─── Items ───
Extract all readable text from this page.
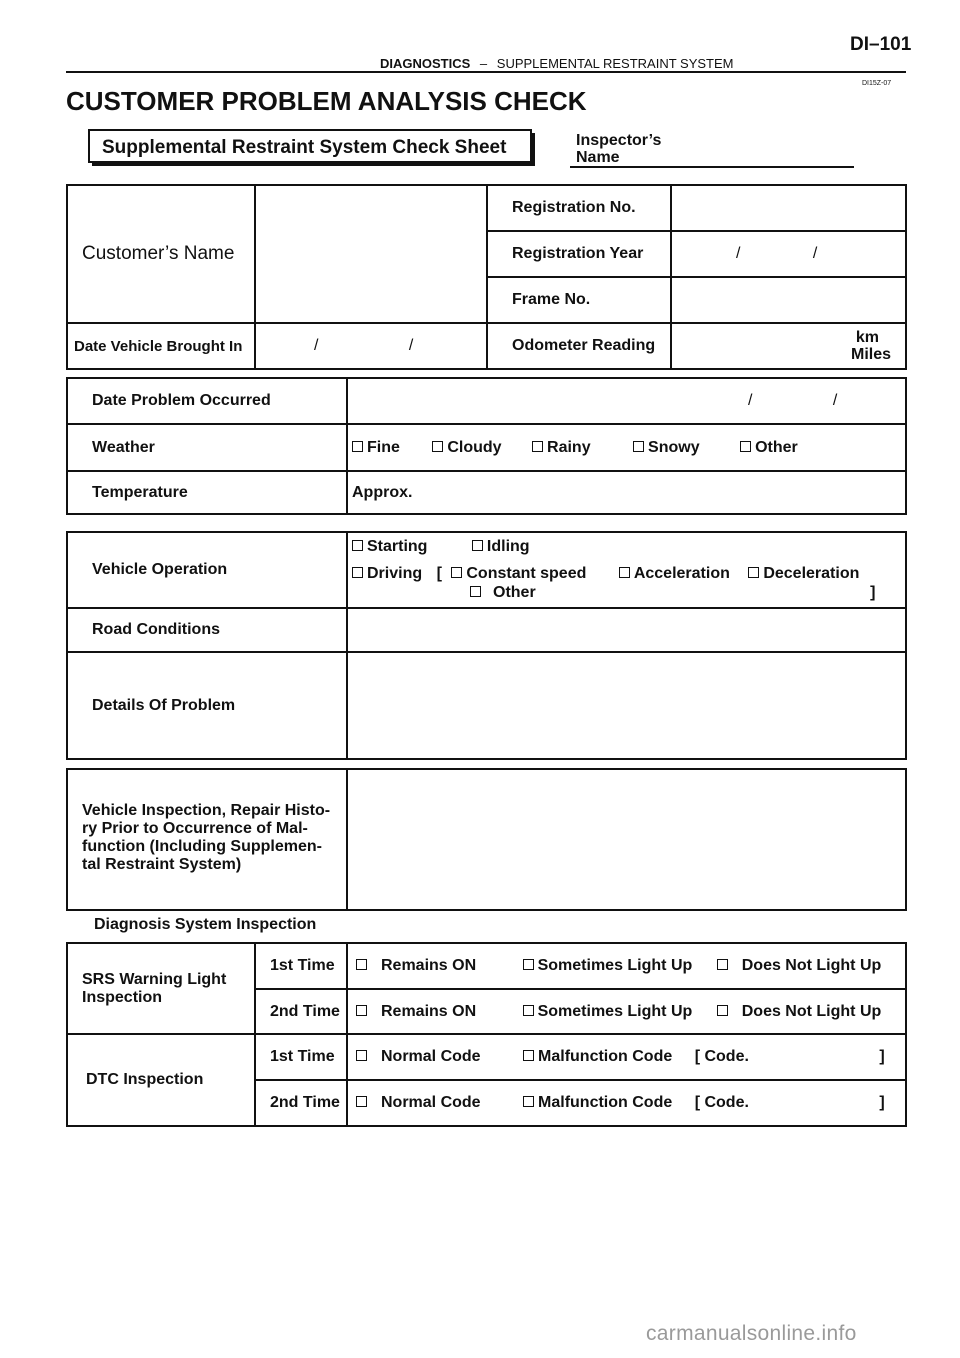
DI–101
DIAGNOSTICS – SUPPLEMENTAL RESTRAINT SYSTEM
DI15Z-07
CUSTOMER PROBLEM ANALYSIS CHECK
Supplemental Restraint System Check Sheet	Inspector’s
Name
Customer’s Name		Registration No.	
		Registration Year	/ /
		Frame No.	
Date Vehicle Brought In	/ /	Odometer Reading	km
Miles
Date Problem Occurred	/ /
Weather	Fine Cloudy Rainy Snowy Other
Temperature	Approx.
Vehicle Operation	Starting Idling
Driving [ Constant speed Acceleration Deceleration
Other ]

Road Conditions	
Details Of Problem	
Vehicle Inspection, Repair Histo-
ry Prior to Occurrence of Mal-
function (Including Supplemen-
tal Restraint System)

Diagnosis System Inspection
SRS Warning Light
Inspection	1st Time	Remains ON Sometimes Light Up Does Not Light Up
	2nd Time	Remains ON Sometimes Light Up Does Not Light Up
DTC Inspection	1st Time	Normal Code Malfunction Code [ Code. ]
	2nd Time	Normal Code Malfunction Code [ Code. ]
carmanualsonline.info
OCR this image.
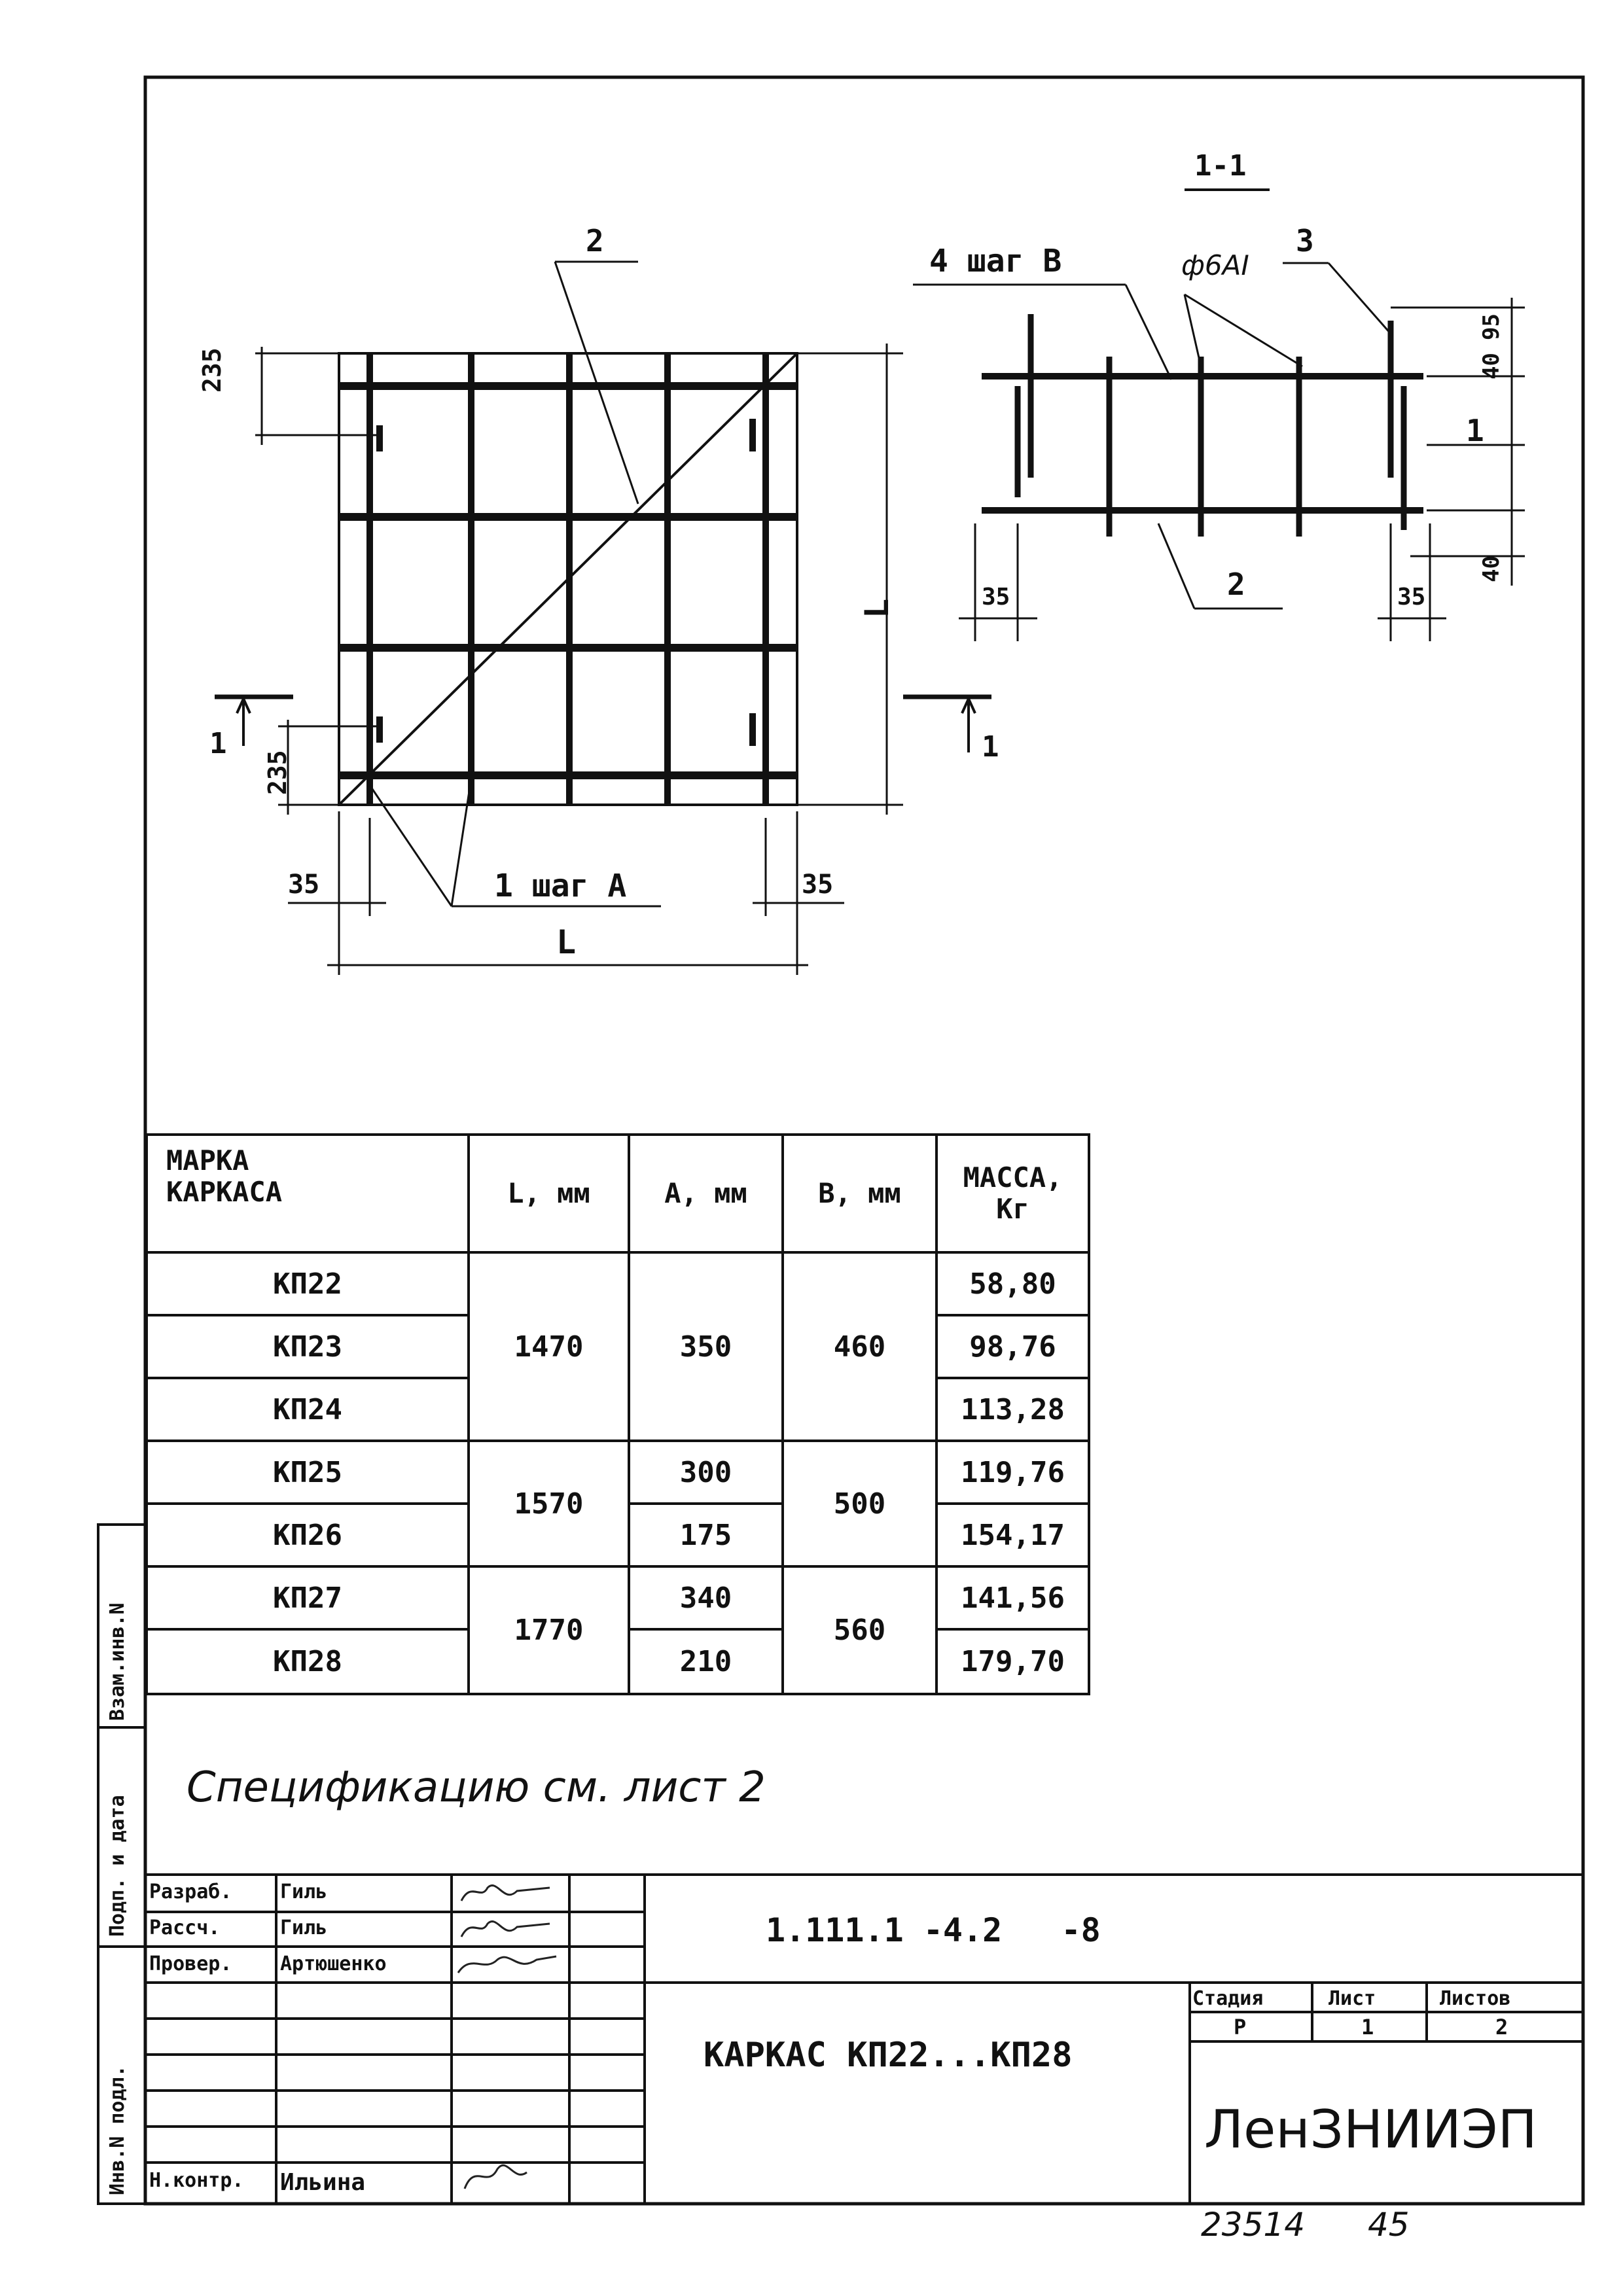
2
1 шаг А
235
235
L
L
35	35
1	1
1-1
4 шаг B	ф6АI
3
1
2
40
95
40
35	35
МАРКА
КАРКАСА	L, мм	А, мм	В, мм	МАССА,
Кг
КП22	1470	350	460	58,80
КП23				98,76
КП24				113,28
КП25	1570	300	500	119,76
КП26		175		154,17
КП27	1770	340	560	141,56
КП28		210		179,70
Спецификацию см. лист 2
Взам.инв.N
Подп. и дата
Инв.N подл.
Разраб. Гиль
Рассч.	Гиль
Провер. Артюшенко
Н.контр. Ильина
1.111.1 -4.2   -8
КАРКАС КП22...КП28
Стадия	Лист	Листов
Р	1	2
ЛенЗНИИЭП
23514 45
───
Objective: Extract each line from the entries above that contains the string "Vehicle".

Full solution:
Date Vehicle Brought In	/ /	Odometer Reading	km
Vehicle Operation	Starting Idling
Vehicle Inspection, Repair Histo-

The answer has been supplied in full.